Record di dati
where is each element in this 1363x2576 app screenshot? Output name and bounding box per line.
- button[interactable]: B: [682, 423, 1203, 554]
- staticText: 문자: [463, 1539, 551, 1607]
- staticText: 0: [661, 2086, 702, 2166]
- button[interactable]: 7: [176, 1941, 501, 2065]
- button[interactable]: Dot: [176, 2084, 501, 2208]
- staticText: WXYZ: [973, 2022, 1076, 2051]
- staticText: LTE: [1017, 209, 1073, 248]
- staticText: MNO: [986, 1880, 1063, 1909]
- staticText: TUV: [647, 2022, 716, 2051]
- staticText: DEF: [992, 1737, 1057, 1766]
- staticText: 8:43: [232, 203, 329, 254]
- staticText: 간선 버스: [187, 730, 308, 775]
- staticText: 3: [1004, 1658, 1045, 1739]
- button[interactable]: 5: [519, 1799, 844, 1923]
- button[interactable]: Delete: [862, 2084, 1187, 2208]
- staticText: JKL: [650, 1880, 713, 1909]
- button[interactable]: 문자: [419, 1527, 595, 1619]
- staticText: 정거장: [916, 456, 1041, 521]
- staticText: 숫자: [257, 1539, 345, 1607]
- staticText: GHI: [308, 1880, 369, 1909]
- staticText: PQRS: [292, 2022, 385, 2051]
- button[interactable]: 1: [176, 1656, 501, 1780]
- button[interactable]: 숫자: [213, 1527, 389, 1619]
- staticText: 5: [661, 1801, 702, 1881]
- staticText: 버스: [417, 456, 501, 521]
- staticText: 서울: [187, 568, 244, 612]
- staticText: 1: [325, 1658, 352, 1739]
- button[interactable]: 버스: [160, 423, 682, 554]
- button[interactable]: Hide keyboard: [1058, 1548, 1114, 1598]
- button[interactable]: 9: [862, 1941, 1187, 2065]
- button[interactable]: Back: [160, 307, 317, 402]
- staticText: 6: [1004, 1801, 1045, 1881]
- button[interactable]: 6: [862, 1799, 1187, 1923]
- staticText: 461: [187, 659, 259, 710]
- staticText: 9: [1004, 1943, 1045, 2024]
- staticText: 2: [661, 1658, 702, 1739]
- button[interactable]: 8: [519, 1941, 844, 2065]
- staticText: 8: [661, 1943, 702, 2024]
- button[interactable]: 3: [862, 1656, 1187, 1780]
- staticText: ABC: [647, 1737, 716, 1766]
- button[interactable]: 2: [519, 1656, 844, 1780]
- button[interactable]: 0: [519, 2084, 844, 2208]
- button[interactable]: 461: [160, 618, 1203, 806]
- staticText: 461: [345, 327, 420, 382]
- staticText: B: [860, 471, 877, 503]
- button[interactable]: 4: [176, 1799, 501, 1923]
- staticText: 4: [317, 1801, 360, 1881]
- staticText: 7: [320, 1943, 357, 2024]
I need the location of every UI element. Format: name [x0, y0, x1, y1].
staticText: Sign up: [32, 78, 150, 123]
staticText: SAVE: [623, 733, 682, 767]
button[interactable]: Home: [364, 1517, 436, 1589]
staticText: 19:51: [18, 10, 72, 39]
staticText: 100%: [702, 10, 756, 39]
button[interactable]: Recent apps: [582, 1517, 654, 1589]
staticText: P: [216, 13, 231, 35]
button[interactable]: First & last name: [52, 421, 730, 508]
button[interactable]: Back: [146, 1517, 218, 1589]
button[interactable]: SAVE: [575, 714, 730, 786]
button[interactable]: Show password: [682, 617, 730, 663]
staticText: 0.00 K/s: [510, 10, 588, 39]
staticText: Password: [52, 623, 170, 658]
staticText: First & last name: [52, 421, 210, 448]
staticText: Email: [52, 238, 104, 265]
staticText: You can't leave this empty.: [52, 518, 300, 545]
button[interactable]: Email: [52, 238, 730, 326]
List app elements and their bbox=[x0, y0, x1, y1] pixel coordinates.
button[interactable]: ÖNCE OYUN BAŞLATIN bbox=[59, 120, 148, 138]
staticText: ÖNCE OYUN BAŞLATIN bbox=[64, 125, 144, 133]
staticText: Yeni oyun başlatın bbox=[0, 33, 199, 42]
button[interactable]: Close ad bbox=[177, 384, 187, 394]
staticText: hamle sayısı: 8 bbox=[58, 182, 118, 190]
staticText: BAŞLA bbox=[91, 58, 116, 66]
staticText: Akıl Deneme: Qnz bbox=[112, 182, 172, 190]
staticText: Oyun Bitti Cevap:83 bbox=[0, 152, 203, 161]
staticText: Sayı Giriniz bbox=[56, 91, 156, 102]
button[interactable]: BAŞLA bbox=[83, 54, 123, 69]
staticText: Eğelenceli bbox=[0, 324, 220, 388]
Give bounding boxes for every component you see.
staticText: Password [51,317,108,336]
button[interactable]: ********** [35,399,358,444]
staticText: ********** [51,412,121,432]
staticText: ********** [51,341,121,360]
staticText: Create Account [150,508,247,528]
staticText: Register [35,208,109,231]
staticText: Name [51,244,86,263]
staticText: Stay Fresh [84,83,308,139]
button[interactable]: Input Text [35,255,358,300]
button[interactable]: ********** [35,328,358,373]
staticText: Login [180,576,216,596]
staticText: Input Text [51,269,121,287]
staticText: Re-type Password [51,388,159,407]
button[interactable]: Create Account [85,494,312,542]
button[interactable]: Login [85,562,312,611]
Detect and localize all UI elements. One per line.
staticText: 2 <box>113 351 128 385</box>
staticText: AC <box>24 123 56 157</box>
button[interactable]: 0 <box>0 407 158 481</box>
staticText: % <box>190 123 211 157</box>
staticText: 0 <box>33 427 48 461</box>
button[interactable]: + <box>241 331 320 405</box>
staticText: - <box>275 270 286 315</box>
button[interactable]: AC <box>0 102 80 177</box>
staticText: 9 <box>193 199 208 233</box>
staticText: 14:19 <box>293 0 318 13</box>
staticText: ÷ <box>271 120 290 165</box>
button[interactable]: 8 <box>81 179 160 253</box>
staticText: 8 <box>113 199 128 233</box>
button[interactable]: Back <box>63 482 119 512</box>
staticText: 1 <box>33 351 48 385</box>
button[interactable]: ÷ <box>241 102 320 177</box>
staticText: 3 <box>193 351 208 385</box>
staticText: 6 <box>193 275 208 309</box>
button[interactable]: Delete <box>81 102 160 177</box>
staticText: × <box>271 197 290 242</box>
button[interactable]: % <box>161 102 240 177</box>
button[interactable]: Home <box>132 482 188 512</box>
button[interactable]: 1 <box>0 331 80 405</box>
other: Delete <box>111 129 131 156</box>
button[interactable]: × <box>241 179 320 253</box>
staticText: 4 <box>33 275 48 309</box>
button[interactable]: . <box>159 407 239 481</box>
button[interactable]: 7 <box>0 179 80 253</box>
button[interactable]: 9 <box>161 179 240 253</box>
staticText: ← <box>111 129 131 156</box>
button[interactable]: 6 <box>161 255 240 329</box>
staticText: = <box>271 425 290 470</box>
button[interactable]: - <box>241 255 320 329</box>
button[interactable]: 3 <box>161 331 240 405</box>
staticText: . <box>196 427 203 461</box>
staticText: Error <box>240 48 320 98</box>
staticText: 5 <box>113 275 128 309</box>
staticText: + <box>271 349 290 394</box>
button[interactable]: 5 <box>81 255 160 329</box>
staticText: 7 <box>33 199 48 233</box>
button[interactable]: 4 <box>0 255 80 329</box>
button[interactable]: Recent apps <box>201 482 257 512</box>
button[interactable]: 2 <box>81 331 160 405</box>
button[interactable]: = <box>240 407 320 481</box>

_Il tuo obiettivo_. Riscrivi senza alcuna modifica le righe riportate sopra, dalla prima fino a quella che contiene "- button[interactable]: Dot: [176, 2084, 501, 2208]", entrambe comprese.

_Risposta completa_.
where is each element in this 1363x2576 app screenshot? Output name and bounding box per line.
- button[interactable]: B: [682, 423, 1203, 554]
- staticText: 문자: [463, 1539, 551, 1607]
- staticText: 0: [661, 2086, 702, 2166]
- button[interactable]: 7: [176, 1941, 501, 2065]
- button[interactable]: Dot: [176, 2084, 501, 2208]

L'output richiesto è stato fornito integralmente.